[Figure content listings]
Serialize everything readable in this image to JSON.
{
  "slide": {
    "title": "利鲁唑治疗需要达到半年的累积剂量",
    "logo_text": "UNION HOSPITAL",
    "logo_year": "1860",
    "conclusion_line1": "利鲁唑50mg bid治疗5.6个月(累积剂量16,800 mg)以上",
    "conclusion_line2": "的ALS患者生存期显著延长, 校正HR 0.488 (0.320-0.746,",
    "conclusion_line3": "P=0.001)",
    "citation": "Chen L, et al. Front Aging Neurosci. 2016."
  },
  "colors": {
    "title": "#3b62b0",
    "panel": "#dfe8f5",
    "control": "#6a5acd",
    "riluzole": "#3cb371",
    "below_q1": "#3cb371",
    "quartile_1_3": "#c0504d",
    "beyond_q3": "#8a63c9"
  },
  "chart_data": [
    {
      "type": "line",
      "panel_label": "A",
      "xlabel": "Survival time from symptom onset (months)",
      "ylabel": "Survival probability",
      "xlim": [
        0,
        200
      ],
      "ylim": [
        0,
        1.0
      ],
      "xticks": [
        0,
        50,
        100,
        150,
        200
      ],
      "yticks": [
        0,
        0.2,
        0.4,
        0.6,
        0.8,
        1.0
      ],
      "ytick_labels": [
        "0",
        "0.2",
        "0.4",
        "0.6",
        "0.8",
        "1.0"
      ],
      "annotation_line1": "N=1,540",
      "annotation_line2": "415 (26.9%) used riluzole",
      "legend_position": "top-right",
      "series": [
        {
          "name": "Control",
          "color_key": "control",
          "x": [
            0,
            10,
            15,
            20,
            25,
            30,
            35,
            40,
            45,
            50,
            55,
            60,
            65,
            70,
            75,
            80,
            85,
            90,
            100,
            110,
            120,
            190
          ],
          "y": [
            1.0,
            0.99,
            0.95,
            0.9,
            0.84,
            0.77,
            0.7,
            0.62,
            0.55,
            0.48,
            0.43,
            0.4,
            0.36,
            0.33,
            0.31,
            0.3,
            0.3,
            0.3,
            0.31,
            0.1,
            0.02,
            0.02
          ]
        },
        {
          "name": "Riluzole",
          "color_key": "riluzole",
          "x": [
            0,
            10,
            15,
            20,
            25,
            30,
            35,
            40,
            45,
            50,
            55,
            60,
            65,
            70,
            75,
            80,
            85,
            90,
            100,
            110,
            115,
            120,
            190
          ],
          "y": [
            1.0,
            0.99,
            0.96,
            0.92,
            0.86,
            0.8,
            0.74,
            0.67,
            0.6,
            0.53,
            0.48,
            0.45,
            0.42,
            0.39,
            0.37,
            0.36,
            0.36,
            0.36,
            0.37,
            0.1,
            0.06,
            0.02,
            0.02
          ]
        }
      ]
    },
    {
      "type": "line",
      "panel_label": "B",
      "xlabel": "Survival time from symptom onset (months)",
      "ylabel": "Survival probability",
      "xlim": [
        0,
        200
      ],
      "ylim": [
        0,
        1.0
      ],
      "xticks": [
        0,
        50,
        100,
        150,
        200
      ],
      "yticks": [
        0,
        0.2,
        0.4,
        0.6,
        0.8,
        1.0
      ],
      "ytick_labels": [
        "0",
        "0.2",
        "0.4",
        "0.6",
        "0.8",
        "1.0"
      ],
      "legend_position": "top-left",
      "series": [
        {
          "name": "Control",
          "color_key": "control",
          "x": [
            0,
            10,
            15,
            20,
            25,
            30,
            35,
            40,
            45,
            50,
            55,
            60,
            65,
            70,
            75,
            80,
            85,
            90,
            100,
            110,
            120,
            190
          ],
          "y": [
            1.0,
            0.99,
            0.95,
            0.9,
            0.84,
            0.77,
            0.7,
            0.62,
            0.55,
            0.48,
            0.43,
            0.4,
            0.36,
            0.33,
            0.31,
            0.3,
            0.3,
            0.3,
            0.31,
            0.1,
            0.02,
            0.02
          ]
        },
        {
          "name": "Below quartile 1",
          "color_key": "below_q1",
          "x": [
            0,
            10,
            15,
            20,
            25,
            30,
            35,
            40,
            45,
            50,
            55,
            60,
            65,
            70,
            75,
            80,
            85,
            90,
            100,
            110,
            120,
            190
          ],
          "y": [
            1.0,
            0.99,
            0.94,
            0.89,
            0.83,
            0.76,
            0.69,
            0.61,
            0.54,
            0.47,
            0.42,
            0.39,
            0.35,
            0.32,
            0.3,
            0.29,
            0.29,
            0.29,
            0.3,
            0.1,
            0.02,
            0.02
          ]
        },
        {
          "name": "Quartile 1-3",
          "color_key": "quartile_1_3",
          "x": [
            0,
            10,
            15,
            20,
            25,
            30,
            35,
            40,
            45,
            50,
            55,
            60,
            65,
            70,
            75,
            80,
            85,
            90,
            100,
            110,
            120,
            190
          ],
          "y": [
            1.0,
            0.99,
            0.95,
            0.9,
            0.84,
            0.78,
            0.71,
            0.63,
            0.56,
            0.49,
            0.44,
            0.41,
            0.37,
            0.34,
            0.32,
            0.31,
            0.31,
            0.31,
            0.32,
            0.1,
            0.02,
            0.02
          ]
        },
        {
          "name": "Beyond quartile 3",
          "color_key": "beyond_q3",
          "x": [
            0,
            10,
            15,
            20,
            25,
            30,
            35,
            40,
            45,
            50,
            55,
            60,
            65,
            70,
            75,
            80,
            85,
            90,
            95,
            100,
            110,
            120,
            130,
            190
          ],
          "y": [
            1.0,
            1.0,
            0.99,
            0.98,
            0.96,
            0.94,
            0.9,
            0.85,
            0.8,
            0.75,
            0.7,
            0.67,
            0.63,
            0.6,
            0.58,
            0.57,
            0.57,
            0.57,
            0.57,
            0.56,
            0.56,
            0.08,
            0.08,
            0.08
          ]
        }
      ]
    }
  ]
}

| What is asked |
From the first line to the last, retype the data exactly.

| Worked solution |
Serialize everything readable in this image to JSON.
{
  "slide": {
    "title": "利鲁唑治疗需要达到半年的累积剂量",
    "logo_text": "UNION HOSPITAL",
    "logo_year": "1860",
    "conclusion_line1": "利鲁唑50mg bid治疗5.6个月(累积剂量16,800 mg)以上",
    "conclusion_line2": "的ALS患者生存期显著延长, 校正HR 0.488 (0.320-0.746,",
    "conclusion_line3": "P=0.001)",
    "citation": "Chen L, et al. Front Aging Neurosci. 2016."
  },
  "colors": {
    "title": "#3b62b0",
    "panel": "#dfe8f5",
    "control": "#6a5acd",
    "riluzole": "#3cb371",
    "below_q1": "#3cb371",
    "quartile_1_3": "#c0504d",
    "beyond_q3": "#8a63c9"
  },
  "chart_data": [
    {
      "type": "line",
      "panel_label": "A",
      "xlabel": "Survival time from symptom onset (months)",
      "ylabel": "Survival probability",
      "xlim": [
        0,
        200
      ],
      "ylim": [
        0,
        1.0
      ],
      "xticks": [
        0,
        50,
        100,
        150,
        200
      ],
      "yticks": [
        0,
        0.2,
        0.4,
        0.6,
        0.8,
        1.0
      ],
      "ytick_labels": [
        "0",
        "0.2",
        "0.4",
        "0.6",
        "0.8",
        "1.0"
      ],
      "annotation_line1": "N=1,540",
      "annotation_line2": "415 (26.9%) used riluzole",
      "legend_position": "top-right",
      "series": [
        {
          "name": "Control",
          "color_key": "control",
          "x": [
            0,
            10,
            15,
            20,
            25,
            30,
            35,
            40,
            45,
            50,
            55,
            60,
            65,
            70,
            75,
            80,
            85,
            90,
            100,
            110,
            120,
            190
          ],
          "y": [
            1.0,
            0.99,
            0.95,
            0.9,
            0.84,
            0.77,
            0.7,
            0.62,
            0.55,
            0.48,
            0.43,
            0.4,
            0.36,
            0.33,
            0.31,
            0.3,
            0.3,
            0.3,
            0.31,
            0.1,
            0.02,
            0.02
          ]
        },
        {
          "name": "Riluzole",
          "color_key": "riluzole",
          "x": [
            0,
            10,
            15,
            20,
            25,
            30,
            35,
            40,
            45,
            50,
            55,
            60,
            65,
            70,
            75,
            80,
            85,
            90,
            100,
            110,
            115,
            120,
            190
          ],
          "y": [
            1.0,
            0.99,
            0.96,
            0.92,
            0.86,
            0.8,
            0.74,
            0.67,
            0.6,
            0.53,
            0.48,
            0.45,
            0.42,
            0.39,
            0.37,
            0.36,
            0.36,
            0.36,
            0.37,
            0.1,
            0.06,
            0.02,
            0.02
          ]
        }
      ]
    },
    {
      "type": "line",
      "panel_label": "B",
      "xlabel": "Survival time from symptom onset (months)",
      "ylabel": "Survival probability",
      "xlim": [
        0,
        200
      ],
      "ylim": [
        0,
        1.0
      ],
      "xticks": [
        0,
        50,
        100,
        150,
        200
      ],
      "yticks": [
        0,
        0.2,
        0.4,
        0.6,
        0.8,
        1.0
      ],
      "ytick_labels": [
        "0",
        "0.2",
        "0.4",
        "0.6",
        "0.8",
        "1.0"
      ],
      "legend_position": "top-left",
      "series": [
        {
          "name": "Control",
          "color_key": "control",
          "x": [
            0,
            10,
            15,
            20,
            25,
            30,
            35,
            40,
            45,
            50,
            55,
            60,
            65,
            70,
            75,
            80,
            85,
            90,
            100,
            110,
            120,
            190
          ],
          "y": [
            1.0,
            0.99,
            0.95,
            0.9,
            0.84,
            0.77,
            0.7,
            0.62,
            0.55,
            0.48,
            0.43,
            0.4,
            0.36,
            0.33,
            0.31,
            0.3,
            0.3,
            0.3,
            0.31,
            0.1,
            0.02,
            0.02
          ]
        },
        {
          "name": "Below quartile 1",
          "color_key": "below_q1",
          "x": [
            0,
            10,
            15,
            20,
            25,
            30,
            35,
            40,
            45,
            50,
            55,
            60,
            65,
            70,
            75,
            80,
            85,
            90,
            100,
            110,
            120,
            190
          ],
          "y": [
            1.0,
            0.99,
            0.94,
            0.89,
            0.83,
            0.76,
            0.69,
            0.61,
            0.54,
            0.47,
            0.42,
            0.39,
            0.35,
            0.32,
            0.3,
            0.29,
            0.29,
            0.29,
            0.3,
            0.1,
            0.02,
            0.02
          ]
        },
        {
          "name": "Quartile 1-3",
          "color_key": "quartile_1_3",
          "x": [
            0,
            10,
            15,
            20,
            25,
            30,
            35,
            40,
            45,
            50,
            55,
            60,
            65,
            70,
            75,
            80,
            85,
            90,
            100,
            110,
            120,
            190
          ],
          "y": [
            1.0,
            0.99,
            0.95,
            0.9,
            0.84,
            0.78,
            0.71,
            0.63,
            0.56,
            0.49,
            0.44,
            0.41,
            0.37,
            0.34,
            0.32,
            0.31,
            0.31,
            0.31,
            0.32,
            0.1,
            0.02,
            0.02
          ]
        },
        {
          "name": "Beyond quartile 3",
          "color_key": "beyond_q3",
          "x": [
            0,
            10,
            15,
            20,
            25,
            30,
            35,
            40,
            45,
            50,
            55,
            60,
            65,
            70,
            75,
            80,
            85,
            90,
            95,
            100,
            110,
            120,
            130,
            190
          ],
          "y": [
            1.0,
            1.0,
            0.99,
            0.98,
            0.96,
            0.94,
            0.9,
            0.85,
            0.8,
            0.75,
            0.7,
            0.67,
            0.63,
            0.6,
            0.58,
            0.57,
            0.57,
            0.57,
            0.57,
            0.56,
            0.56,
            0.08,
            0.08,
            0.08
          ]
        }
      ]
    }
  ]
}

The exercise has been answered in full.